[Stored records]
----------------

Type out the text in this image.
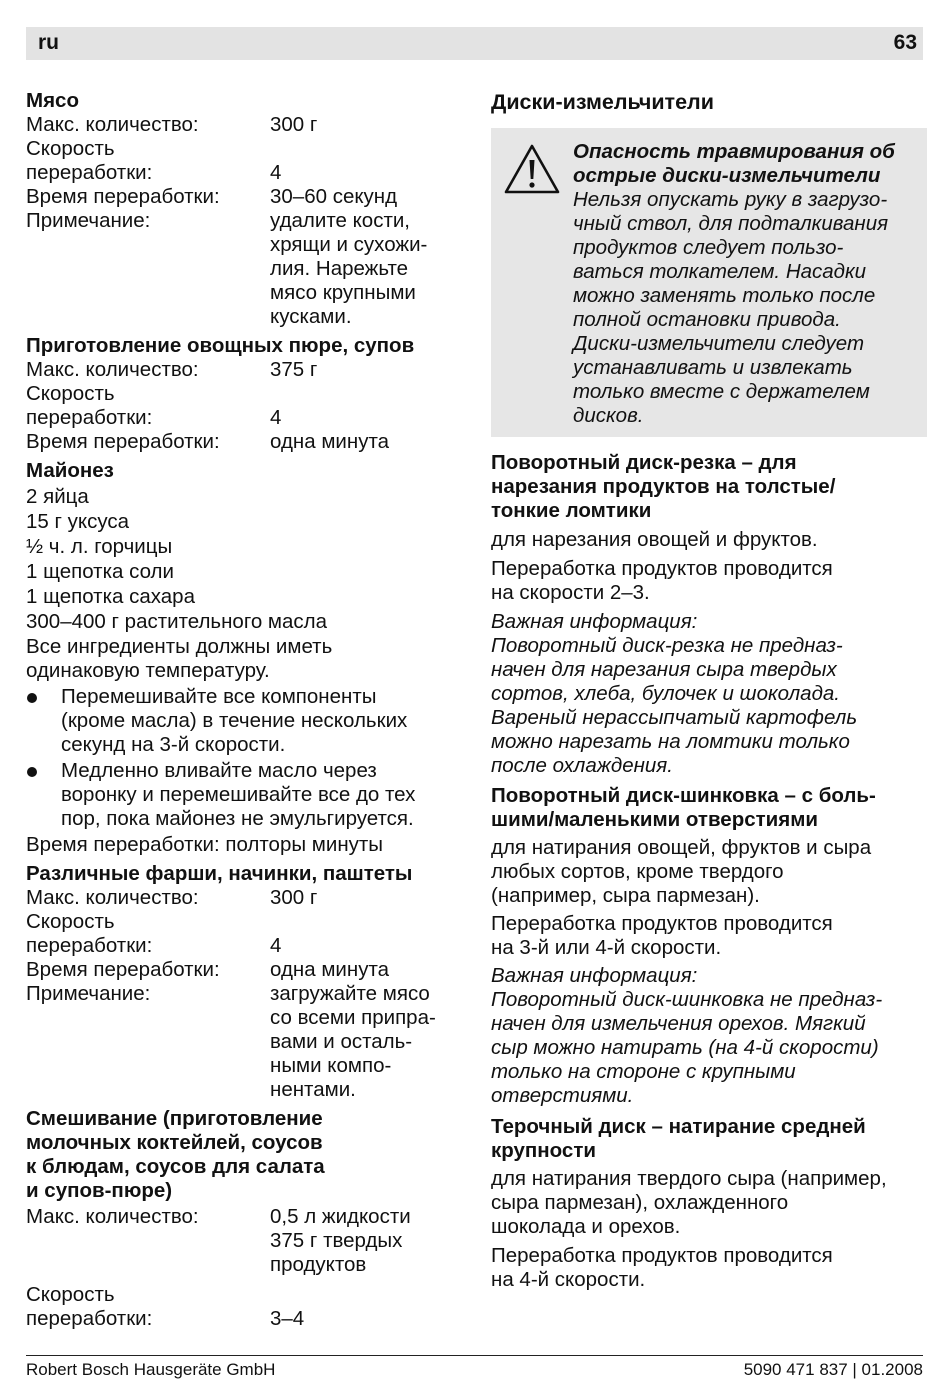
ru	63
Мясо
Макс. количество:	300 г
Скорость
переработки:	4
Время переработки:	30–60 секунд
Примечание:	удалите кости,
хрящи и сухожи-
лия. Нарежьте
мясо крупными
кусками.
Приготовление овощных пюре, супов
Макс. количество:	375 г
Скорость
переработки:	4
Время переработки:	одна минута
Майонез
2 яйца
15 г уксуса
½ ч. л. горчицы
1 щепотка соли
1 щепотка сахара
300–400 г растительного масла
Все ингредиенты должны иметь
одинаковую температуру.
Перемешивайте все компоненты
(кроме масла) в течение нескольких
секунд на 3-й скорости.
Медленно вливайте масло через
воронку и перемешивайте все до тех
пор, пока майонез не эмульгируется.
Время переработки: полторы минуты
Различные фарши, начинки, паштеты
Макс. количество:	300 г
Скорость
переработки:	4
Время переработки:	одна минута
Примечание:	загружайте мясо
со всеми припра-
вами и осталь-
ными компо-
нентами.
Смешивание (приготовление
молочных коктейлей, соусов
к блюдам, соусов для салата
и супов-пюре)
Макс. количество:	0,5 л жидкости
375 г твердых
продуктов
Скорость
переработки:	3–4
Диски-измельчители
Опасность травмирования об
острые диски-измельчители
Нельзя опускать руку в загрузо-
чный ствол, для подталкивания
продуктов следует пользо-
ваться толкателем. Насадки
можно заменять только после
полной остановки привода.
Диски-измельчители следует
устанавливать и извлекать
только вместе с держателем
дисков.
Поворотный диск-резка – для
нарезания продуктов на толстые/
тонкие ломтики
для нарезания овощей и фруктов.
Переработка продуктов проводится
на скорости 2–3.
Важная информация:
Поворотный диск-резка не предназ-
начен для нарезания сыра твердых
сортов, хлеба, булочек и шоколада.
Вареный нерассыпчатый картофель
можно нарезать на ломтики только
после охлаждения.
Поворотный диск-шинковка – с боль-
шими/маленькими отверстиями
для натирания овощей, фруктов и сыра
любых сортов, кроме твердого
(например, сыра пармезан).
Переработка продуктов проводится
на 3-й или 4-й скорости.
Важная информация:
Поворотный диск-шинковка не предназ-
начен для измельчения орехов. Мягкий
сыр можно натирать (на 4-й скорости)
только на стороне с крупными
отверстиями.
Терочный диск – натирание средней
крупности
для натирания твердого сыра (например,
сыра пармезан), охлажденного
шоколада и орехов.
Переработка продуктов проводится
на 4-й скорости.
Robert Bosch Hausgeräte GmbH	5090 471 837 | 01.2008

----------------

PROBLEM DETAILS: Repeat each record exactly as shown above, dropping all images.

ANSWER TO THE TASK:
Type out the text in this image.
ru	63
Мясо
Макс. количество:	300 г
Скорость
переработки:	4
Время переработки:	30–60 секунд
Примечание:	удалите кости,
хрящи и сухожи-
лия. Нарежьте
мясо крупными
кусками.
Приготовление овощных пюре, супов
Макс. количество:	375 г
Скорость
переработки:	4
Время переработки:	одна минута
Майонез
2 яйца
15 г уксуса
½ ч. л. горчицы
1 щепотка соли
1 щепотка сахара
300–400 г растительного масла
Все ингредиенты должны иметь
одинаковую температуру.
Перемешивайте все компоненты
(кроме масла) в течение нескольких
секунд на 3-й скорости.
Медленно вливайте масло через
воронку и перемешивайте все до тех
пор, пока майонез не эмульгируется.
Время переработки: полторы минуты
Различные фарши, начинки, паштеты
Макс. количество:	300 г
Скорость
переработки:	4
Время переработки:	одна минута
Примечание:	загружайте мясо
со всеми припра-
вами и осталь-
ными компо-
нентами.
Смешивание (приготовление
молочных коктейлей, соусов
к блюдам, соусов для салата
и супов-пюре)
Макс. количество:	0,5 л жидкости
375 г твердых
продуктов
Скорость
переработки:	3–4
Диски-измельчители
Опасность травмирования об
острые диски-измельчители
Нельзя опускать руку в загрузо-
чный ствол, для подталкивания
продуктов следует пользо-
ваться толкателем. Насадки
можно заменять только после
полной остановки привода.
Диски-измельчители следует
устанавливать и извлекать
только вместе с держателем
дисков.
Поворотный диск-резка – для
нарезания продуктов на толстые/
тонкие ломтики
для нарезания овощей и фруктов.
Переработка продуктов проводится
на скорости 2–3.
Важная информация:
Поворотный диск-резка не предназ-
начен для нарезания сыра твердых
сортов, хлеба, булочек и шоколада.
Вареный нерассыпчатый картофель
можно нарезать на ломтики только
после охлаждения.
Поворотный диск-шинковка – с боль-
шими/маленькими отверстиями
для натирания овощей, фруктов и сыра
любых сортов, кроме твердого
(например, сыра пармезан).
Переработка продуктов проводится
на 3-й или 4-й скорости.
Важная информация:
Поворотный диск-шинковка не предназ-
начен для измельчения орехов. Мягкий
сыр можно натирать (на 4-й скорости)
только на стороне с крупными
отверстиями.
Терочный диск – натирание средней
крупности
для натирания твердого сыра (например,
сыра пармезан), охлажденного
шоколада и орехов.
Переработка продуктов проводится
на 4-й скорости.
Robert Bosch Hausgeräte GmbH	5090 471 837 | 01.2008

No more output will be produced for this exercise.